- [Given request A]:
Answer each question from the passage about Andrew Watson below:
(i) Where was the 1881 international against England played?
(ii) What was the result of the international against England at the 1st Hampden the following year?
(iii) In what year did Andrew Watson die?

- [Document passage]:
####################

A Scotland fan was writing an article for Scottish Epistles Football Fanzine on the Rosebery colours. One of the things that came out of this was the fact that these colours were worn in the international against England at The Oval in 1881 in which Andrew Watson was the captain, and the first international black football player.
Of course, Watson is also commemorated on the mural at the 1st Hampden (now Hampden Bowling club) for playing in the international against England there the following year which resulted in a 5-1 victory.
Andrew Watson died in 1921 and is buried in Richmond cemetery where his grave has fallen into state of disrepair. A Scotland fan who lives in the area visited the cemetery in 2020 and took pictures of the grave displayed on this site. It struck the Scotland fan, known as Ally, that this was all rather sad – one of Scotland’s most important sporting icons, who is commemorated on a mural at Hampden, who will hopefully be recognised with a permanent statue/memorial in Glasgow and who should be lauded as a pioneer of the game of football, in a unassuming resting place with no indication as to his importance. Surely the very least that should be done is that grave could be tidied up and restored to a more befitting state.

####################

- [Exercise material]:

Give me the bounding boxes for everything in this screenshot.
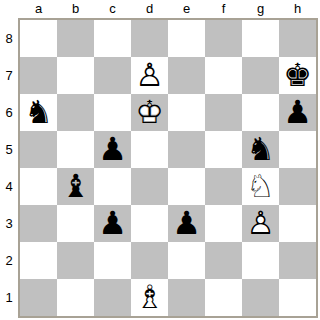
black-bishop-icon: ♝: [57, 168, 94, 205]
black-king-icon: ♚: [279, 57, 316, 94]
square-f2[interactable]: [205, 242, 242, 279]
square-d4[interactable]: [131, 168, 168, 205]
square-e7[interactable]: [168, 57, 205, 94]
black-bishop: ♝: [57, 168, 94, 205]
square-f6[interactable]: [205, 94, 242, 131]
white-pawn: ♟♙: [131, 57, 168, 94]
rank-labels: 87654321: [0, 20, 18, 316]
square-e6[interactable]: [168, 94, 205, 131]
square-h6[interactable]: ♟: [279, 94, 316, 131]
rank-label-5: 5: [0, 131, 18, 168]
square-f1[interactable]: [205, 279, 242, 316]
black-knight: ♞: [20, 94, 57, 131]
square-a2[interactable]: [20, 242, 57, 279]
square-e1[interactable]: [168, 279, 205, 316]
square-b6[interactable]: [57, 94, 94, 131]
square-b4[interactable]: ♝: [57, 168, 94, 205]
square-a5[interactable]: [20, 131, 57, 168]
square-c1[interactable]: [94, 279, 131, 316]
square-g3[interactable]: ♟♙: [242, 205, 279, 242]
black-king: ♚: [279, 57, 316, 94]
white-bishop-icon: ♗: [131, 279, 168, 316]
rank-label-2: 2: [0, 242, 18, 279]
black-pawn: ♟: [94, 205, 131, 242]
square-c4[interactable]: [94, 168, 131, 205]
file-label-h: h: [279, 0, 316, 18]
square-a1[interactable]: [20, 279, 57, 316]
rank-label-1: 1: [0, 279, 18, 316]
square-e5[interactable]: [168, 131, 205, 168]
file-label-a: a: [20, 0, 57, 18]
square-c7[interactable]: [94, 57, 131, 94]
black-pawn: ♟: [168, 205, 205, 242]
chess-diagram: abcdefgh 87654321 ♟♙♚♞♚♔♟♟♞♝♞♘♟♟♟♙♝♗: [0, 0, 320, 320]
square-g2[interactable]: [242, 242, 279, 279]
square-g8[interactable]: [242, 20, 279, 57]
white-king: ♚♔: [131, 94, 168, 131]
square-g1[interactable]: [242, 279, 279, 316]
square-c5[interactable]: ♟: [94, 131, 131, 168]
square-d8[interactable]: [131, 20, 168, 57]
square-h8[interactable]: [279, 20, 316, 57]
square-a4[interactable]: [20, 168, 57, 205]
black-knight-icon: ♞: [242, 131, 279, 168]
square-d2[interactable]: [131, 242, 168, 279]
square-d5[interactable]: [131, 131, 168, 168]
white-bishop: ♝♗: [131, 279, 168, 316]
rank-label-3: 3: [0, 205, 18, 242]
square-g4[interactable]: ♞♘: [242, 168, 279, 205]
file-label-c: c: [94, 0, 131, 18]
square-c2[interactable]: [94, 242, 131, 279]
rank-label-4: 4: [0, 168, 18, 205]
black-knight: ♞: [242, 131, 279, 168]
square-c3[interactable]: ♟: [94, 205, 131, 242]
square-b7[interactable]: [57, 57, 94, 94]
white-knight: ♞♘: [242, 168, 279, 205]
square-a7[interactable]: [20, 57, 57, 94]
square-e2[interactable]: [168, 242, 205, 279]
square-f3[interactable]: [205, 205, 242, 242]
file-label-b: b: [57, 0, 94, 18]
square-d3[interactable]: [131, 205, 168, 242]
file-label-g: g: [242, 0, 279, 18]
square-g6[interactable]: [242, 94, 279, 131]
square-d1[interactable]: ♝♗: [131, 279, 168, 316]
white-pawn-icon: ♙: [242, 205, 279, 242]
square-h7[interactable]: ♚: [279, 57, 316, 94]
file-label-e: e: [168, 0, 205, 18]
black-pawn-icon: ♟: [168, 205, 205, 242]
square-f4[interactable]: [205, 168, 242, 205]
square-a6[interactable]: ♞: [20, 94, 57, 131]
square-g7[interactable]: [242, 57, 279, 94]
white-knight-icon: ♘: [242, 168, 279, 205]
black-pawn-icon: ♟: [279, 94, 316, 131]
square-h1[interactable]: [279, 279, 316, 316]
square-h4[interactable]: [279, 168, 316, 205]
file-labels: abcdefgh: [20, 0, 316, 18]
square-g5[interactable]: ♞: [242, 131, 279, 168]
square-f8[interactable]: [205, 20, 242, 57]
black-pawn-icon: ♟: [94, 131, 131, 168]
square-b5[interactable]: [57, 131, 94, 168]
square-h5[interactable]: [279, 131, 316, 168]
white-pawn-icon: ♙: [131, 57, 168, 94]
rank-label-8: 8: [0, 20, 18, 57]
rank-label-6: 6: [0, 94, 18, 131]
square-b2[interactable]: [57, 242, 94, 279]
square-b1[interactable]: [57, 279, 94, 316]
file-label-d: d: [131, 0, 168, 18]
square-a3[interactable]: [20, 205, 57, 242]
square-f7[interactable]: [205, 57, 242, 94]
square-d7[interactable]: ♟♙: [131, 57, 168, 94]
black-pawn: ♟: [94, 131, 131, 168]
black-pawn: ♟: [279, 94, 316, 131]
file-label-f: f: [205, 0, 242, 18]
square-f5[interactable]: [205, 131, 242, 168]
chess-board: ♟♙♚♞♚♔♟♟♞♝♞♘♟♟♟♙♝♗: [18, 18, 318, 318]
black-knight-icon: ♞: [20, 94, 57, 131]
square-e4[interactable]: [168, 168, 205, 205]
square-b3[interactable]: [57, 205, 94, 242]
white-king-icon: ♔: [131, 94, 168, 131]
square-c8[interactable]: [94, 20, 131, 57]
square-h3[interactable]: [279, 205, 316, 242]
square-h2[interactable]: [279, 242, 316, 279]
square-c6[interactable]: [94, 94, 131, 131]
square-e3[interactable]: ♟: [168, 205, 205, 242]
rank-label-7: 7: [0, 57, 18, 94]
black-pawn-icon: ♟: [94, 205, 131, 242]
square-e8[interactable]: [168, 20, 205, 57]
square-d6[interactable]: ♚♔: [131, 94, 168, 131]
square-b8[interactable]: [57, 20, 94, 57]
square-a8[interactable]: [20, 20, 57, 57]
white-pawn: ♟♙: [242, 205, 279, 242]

####################

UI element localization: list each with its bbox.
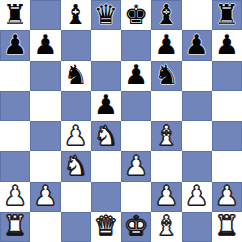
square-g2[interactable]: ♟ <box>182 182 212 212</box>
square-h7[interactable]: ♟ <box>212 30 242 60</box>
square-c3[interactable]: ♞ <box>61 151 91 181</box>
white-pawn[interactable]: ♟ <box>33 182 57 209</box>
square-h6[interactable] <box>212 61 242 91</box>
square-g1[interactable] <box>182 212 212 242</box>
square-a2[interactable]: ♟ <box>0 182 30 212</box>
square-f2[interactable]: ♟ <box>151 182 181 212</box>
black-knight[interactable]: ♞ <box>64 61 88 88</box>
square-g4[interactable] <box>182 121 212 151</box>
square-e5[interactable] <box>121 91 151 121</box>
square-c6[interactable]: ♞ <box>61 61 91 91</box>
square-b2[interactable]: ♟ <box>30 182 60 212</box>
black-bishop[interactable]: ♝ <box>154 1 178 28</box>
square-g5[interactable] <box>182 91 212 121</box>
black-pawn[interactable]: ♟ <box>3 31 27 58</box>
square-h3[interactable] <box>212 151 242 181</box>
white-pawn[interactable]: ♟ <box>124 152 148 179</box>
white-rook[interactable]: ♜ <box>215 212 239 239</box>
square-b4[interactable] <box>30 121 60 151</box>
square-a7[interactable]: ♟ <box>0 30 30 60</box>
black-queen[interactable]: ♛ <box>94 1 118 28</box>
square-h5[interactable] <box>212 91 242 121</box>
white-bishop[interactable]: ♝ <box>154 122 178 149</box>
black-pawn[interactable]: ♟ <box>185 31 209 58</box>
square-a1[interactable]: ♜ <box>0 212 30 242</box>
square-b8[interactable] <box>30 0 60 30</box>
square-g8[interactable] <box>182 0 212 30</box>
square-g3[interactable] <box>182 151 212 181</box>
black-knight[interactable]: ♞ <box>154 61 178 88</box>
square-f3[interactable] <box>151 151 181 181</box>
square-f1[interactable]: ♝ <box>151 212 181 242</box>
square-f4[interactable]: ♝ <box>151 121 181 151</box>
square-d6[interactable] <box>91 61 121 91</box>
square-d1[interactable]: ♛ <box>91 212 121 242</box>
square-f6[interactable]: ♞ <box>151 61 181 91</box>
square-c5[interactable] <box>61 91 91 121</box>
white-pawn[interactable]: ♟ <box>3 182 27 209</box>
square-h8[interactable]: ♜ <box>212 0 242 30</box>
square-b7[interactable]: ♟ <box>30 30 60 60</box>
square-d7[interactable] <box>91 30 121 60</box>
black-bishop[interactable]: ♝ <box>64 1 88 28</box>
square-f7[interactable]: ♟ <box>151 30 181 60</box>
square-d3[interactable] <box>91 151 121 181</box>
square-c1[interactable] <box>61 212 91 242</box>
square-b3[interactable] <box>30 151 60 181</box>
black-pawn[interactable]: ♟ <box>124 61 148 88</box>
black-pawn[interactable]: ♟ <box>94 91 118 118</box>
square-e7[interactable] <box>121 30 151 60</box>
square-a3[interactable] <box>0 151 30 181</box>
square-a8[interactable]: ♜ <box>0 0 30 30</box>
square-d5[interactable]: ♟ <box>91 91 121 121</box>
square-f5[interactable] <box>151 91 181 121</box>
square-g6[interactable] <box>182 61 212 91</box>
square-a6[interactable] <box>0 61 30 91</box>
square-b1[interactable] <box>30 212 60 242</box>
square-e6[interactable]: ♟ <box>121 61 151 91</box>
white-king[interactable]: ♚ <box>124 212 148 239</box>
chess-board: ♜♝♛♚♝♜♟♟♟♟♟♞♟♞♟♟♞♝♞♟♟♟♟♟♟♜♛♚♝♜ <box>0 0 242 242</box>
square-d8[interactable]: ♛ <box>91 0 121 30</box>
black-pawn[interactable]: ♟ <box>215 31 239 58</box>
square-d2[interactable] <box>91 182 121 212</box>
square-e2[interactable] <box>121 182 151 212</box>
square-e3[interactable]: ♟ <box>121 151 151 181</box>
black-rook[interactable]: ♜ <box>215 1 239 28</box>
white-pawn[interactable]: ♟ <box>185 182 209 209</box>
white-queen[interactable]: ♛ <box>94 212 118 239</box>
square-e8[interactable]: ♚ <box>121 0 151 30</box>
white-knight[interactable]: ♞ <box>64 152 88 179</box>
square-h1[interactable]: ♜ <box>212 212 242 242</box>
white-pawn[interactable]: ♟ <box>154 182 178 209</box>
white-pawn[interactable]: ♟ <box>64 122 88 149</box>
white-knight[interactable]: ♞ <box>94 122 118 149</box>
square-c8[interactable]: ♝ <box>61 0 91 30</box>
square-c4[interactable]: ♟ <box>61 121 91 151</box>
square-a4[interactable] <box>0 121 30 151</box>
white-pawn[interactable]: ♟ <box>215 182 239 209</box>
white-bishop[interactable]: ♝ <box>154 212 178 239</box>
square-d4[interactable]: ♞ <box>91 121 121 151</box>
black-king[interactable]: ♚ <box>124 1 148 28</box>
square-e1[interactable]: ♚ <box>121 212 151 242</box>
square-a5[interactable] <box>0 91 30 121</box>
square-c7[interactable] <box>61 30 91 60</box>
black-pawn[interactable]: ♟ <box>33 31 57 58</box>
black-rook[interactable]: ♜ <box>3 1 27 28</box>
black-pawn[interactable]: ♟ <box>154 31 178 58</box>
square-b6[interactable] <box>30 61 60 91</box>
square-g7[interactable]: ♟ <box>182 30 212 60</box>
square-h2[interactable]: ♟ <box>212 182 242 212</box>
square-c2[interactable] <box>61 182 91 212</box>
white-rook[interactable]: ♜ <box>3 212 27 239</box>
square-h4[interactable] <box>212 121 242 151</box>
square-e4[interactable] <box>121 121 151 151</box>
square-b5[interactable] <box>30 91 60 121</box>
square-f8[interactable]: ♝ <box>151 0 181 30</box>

####################

- [Given request B]: In the first listing, reproduce the lines from the line with "black-bishop-icon: ♝: [57, 168, 94, 205]" up to and including the line with "black-bishop: ♝: [57, 168, 94, 205]", character for character.

- [Full solution A]:
(i) At The Oval.
(ii) A 5-1 victory.
(iii) 1921.

- [Full solution B]:
black-bishop-icon: ♝: [57, 168, 94, 205]
black-king-icon: ♚: [279, 57, 316, 94]
square-f2[interactable]: [205, 242, 242, 279]
square-d4[interactable]: [131, 168, 168, 205]
square-e7[interactable]: [168, 57, 205, 94]
black-bishop: ♝: [57, 168, 94, 205]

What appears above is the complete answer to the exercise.